Directions: Every record must be repeated exactly; omit any pictures they contain.

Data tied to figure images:
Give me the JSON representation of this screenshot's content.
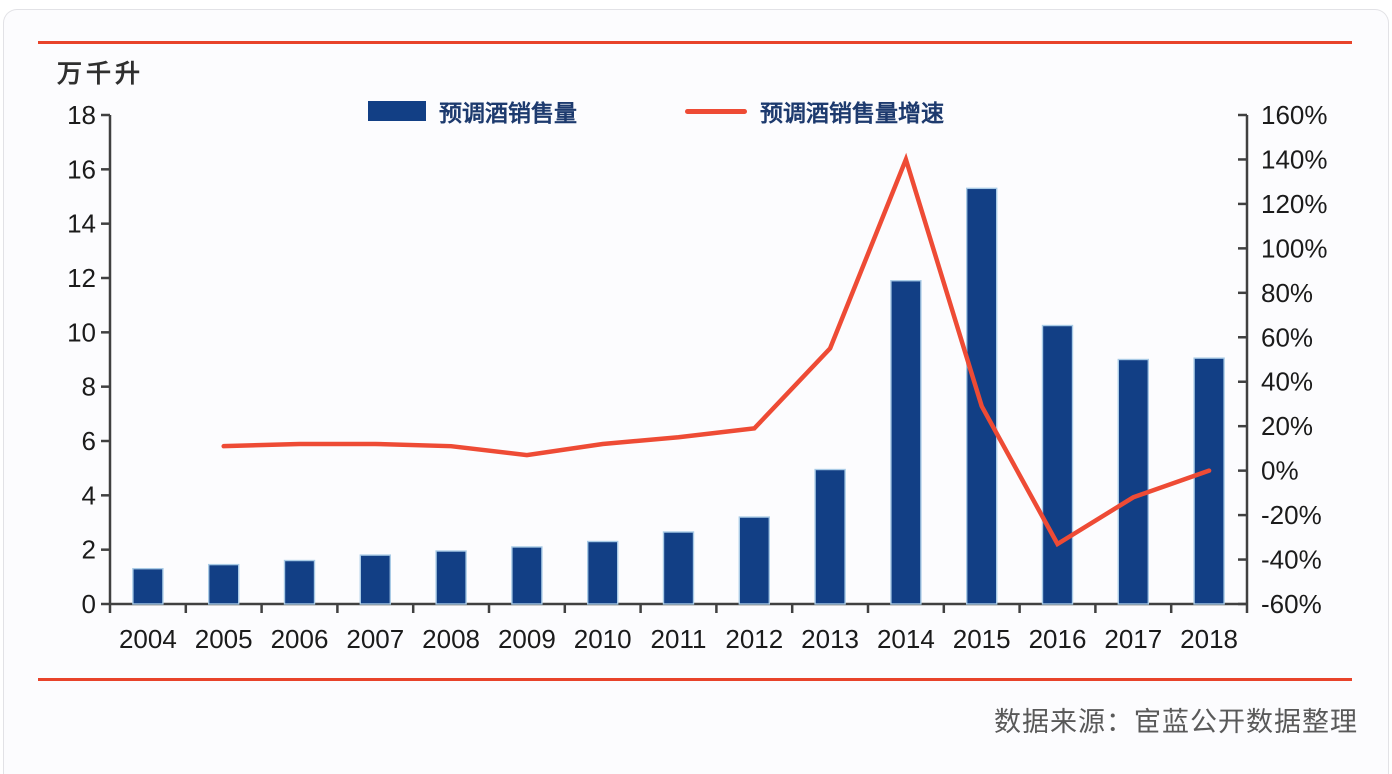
{
  "colors": {
    "divider": "#e8432a",
    "bar_fill": "#123f85",
    "bar_edge": "#a9cbe6",
    "line": "#ee4b35",
    "axis": "#404040",
    "tick_text": "#1b1b1b",
    "legend_text": "#1d3a6e",
    "source_text": "#595959",
    "background": "#fcfcfe"
  },
  "unit_label": "万千升",
  "legend": [
    {
      "label": "预调酒销售量",
      "type": "bar",
      "color": "#123f85"
    },
    {
      "label": "预调酒销售量增速",
      "type": "line",
      "color": "#ee4b35"
    }
  ],
  "source_note": "数据来源：宦蓝公开数据整理",
  "chart_data": {
    "type": "bar+line combo",
    "categories": [
      "2004",
      "2005",
      "2006",
      "2007",
      "2008",
      "2009",
      "2010",
      "2011",
      "2012",
      "2013",
      "2014",
      "2015",
      "2016",
      "2017",
      "2018"
    ],
    "series": [
      {
        "name": "预调酒销售量",
        "type": "bar",
        "axis": "left",
        "color": "#123f85",
        "unit": "万千升",
        "values": [
          1.3,
          1.45,
          1.6,
          1.8,
          1.95,
          2.1,
          2.3,
          2.65,
          3.2,
          4.95,
          11.9,
          15.3,
          10.25,
          9.0,
          9.05
        ]
      },
      {
        "name": "预调酒销售量增速",
        "type": "line",
        "axis": "right",
        "color": "#ee4b35",
        "unit": "%",
        "values": [
          null,
          11,
          12,
          12,
          11,
          7,
          12,
          15,
          19,
          55,
          140,
          29,
          -33,
          -12,
          0
        ]
      }
    ],
    "left_axis": {
      "min": 0,
      "max": 18,
      "step": 2,
      "label": "万千升",
      "suffix": ""
    },
    "right_axis": {
      "min": -60,
      "max": 160,
      "step": 20,
      "label": "",
      "suffix": "%"
    },
    "grid": false,
    "legend_position": "top",
    "title": ""
  }
}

Reply:
Give me the JSON representation of this screenshot's content.
{
  "colors": {
    "divider": "#e8432a",
    "bar_fill": "#123f85",
    "bar_edge": "#a9cbe6",
    "line": "#ee4b35",
    "axis": "#404040",
    "tick_text": "#1b1b1b",
    "legend_text": "#1d3a6e",
    "source_text": "#595959",
    "background": "#fcfcfe"
  },
  "unit_label": "万千升",
  "legend": [
    {
      "label": "预调酒销售量",
      "type": "bar",
      "color": "#123f85"
    },
    {
      "label": "预调酒销售量增速",
      "type": "line",
      "color": "#ee4b35"
    }
  ],
  "source_note": "数据来源：宦蓝公开数据整理",
  "chart_data": {
    "type": "bar+line combo",
    "categories": [
      "2004",
      "2005",
      "2006",
      "2007",
      "2008",
      "2009",
      "2010",
      "2011",
      "2012",
      "2013",
      "2014",
      "2015",
      "2016",
      "2017",
      "2018"
    ],
    "series": [
      {
        "name": "预调酒销售量",
        "type": "bar",
        "axis": "left",
        "color": "#123f85",
        "unit": "万千升",
        "values": [
          1.3,
          1.45,
          1.6,
          1.8,
          1.95,
          2.1,
          2.3,
          2.65,
          3.2,
          4.95,
          11.9,
          15.3,
          10.25,
          9.0,
          9.05
        ]
      },
      {
        "name": "预调酒销售量增速",
        "type": "line",
        "axis": "right",
        "color": "#ee4b35",
        "unit": "%",
        "values": [
          null,
          11,
          12,
          12,
          11,
          7,
          12,
          15,
          19,
          55,
          140,
          29,
          -33,
          -12,
          0
        ]
      }
    ],
    "left_axis": {
      "min": 0,
      "max": 18,
      "step": 2,
      "label": "万千升",
      "suffix": ""
    },
    "right_axis": {
      "min": -60,
      "max": 160,
      "step": 20,
      "label": "",
      "suffix": "%"
    },
    "grid": false,
    "legend_position": "top",
    "title": ""
  }
}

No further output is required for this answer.